TASK DETAILS: Look through the material below. Copy every line with the string "label" in it.

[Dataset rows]

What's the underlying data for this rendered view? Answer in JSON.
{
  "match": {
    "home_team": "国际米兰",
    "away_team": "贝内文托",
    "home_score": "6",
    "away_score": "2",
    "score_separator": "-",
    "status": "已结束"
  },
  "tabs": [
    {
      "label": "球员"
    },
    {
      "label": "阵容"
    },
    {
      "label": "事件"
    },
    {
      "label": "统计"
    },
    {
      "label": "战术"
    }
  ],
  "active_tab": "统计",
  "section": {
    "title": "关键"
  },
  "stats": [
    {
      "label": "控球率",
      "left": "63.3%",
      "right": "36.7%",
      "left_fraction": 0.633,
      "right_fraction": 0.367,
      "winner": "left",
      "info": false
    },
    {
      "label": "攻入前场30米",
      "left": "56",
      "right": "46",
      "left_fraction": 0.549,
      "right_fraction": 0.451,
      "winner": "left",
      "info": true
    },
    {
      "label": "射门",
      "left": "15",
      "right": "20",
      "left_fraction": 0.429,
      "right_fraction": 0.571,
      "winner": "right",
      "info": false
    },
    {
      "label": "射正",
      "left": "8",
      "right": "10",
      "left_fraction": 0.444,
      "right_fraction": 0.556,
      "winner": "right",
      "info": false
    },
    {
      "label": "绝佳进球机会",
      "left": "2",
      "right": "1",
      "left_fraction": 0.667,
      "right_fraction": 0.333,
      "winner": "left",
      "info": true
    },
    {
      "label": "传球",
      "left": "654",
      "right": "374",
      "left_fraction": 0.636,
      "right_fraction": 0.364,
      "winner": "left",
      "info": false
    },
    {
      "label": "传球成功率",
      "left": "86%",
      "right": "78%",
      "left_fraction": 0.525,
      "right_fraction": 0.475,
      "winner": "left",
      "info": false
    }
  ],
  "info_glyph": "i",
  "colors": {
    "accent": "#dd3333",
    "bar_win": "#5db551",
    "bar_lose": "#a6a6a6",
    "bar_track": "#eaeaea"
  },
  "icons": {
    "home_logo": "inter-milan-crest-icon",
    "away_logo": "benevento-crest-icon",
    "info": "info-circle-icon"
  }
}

ANSWER IN FULL:
      "label": "球员"
      "label": "阵容"
      "label": "事件"
      "label": "统计"
      "label": "战术"
      "label": "控球率",
      "label": "攻入前场30米",
      "label": "射门",
      "label": "射正",
      "label": "绝佳进球机会",
      "label": "传球",
      "label": "传球成功率",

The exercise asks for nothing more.